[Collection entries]

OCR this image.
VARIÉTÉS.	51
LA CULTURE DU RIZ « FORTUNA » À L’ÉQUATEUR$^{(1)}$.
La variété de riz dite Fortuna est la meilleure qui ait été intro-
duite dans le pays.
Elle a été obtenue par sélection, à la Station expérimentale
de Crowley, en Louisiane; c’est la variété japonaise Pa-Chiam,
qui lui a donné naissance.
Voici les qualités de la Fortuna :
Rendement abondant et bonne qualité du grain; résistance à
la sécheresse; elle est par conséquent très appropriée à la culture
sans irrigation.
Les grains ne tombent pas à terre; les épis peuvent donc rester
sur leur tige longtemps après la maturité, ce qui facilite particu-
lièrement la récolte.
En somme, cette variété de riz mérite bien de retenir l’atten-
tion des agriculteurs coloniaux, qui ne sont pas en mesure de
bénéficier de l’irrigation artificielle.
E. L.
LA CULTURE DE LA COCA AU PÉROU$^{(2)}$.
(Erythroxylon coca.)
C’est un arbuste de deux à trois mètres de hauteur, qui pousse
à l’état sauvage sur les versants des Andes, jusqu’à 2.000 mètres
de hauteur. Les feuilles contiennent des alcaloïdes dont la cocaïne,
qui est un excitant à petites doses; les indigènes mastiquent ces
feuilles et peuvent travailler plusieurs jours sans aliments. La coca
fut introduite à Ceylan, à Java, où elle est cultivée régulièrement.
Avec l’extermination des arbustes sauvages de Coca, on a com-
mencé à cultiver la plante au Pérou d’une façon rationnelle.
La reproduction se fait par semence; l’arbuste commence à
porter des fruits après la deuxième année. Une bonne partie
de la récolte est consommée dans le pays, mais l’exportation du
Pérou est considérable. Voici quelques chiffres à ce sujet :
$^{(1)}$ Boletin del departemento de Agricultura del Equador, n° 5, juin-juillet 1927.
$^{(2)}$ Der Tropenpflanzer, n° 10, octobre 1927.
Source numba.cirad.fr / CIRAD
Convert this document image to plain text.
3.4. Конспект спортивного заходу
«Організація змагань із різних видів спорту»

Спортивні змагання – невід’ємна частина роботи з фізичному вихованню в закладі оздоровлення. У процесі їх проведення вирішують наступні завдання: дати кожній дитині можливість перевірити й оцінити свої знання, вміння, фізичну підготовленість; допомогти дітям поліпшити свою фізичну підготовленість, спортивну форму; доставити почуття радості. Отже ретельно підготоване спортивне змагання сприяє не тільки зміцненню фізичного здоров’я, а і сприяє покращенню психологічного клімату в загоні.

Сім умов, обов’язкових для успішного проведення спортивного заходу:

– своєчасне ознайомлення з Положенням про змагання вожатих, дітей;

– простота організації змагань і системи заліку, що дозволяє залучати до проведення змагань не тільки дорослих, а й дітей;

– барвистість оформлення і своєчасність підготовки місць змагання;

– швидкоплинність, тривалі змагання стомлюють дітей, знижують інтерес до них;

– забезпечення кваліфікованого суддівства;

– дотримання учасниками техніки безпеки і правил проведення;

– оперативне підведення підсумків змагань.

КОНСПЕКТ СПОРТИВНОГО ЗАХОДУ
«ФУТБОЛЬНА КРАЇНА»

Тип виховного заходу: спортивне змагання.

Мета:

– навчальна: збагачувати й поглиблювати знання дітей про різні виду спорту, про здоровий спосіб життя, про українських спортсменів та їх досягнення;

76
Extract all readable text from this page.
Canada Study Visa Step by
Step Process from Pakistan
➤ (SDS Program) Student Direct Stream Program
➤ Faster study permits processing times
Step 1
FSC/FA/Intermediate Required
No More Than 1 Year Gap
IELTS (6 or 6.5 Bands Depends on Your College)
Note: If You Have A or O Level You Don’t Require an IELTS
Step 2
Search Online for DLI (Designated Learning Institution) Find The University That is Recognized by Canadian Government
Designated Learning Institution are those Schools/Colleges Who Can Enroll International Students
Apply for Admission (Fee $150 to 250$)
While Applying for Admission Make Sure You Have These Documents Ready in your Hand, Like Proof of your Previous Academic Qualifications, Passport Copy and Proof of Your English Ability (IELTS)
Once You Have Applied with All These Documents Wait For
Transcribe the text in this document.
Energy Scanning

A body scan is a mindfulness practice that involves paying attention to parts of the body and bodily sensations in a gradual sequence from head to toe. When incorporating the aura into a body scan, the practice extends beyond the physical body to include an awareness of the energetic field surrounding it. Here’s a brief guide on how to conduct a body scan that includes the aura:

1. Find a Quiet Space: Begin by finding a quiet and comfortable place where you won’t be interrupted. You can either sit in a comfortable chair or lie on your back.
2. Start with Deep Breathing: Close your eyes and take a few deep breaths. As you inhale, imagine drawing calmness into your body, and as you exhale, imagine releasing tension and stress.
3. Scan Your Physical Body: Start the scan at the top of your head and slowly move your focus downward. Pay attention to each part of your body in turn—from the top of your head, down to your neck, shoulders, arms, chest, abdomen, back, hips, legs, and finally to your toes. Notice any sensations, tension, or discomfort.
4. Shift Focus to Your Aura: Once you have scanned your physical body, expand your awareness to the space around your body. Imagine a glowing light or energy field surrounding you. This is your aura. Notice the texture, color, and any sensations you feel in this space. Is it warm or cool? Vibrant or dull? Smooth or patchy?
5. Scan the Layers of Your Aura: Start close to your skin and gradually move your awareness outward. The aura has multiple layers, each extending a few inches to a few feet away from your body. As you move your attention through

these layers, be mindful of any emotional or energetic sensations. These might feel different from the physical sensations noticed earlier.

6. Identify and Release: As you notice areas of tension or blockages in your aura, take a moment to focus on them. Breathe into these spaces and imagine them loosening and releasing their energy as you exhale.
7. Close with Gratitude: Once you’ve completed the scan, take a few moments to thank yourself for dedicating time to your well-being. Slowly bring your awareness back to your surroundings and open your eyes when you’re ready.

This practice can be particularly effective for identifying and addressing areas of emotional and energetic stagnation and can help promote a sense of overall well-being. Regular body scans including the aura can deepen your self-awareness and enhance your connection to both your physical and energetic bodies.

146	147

### Task goal
Which lines of the data above contain "Once"? Copy each one.

### Solution to this exercise
Once You Have Applied with All These Documents Wait For
4. Shift Focus to Your Aura: Once you have scanned your physical body, expand your awareness to the space around your body. Imagine a glowing light or energy field surrounding you. This is your aura. Notice the texture, color, and any sensations you feel in this space. Is it warm or cool? Vibrant or dull? Smooth or patchy?
7. Close with Gratitude: Once you’ve completed the scan, take a few moments to thank yourself for dedicating time to your well-being. Slowly bring your awareness back to your surroundings and open your eyes when you’re ready.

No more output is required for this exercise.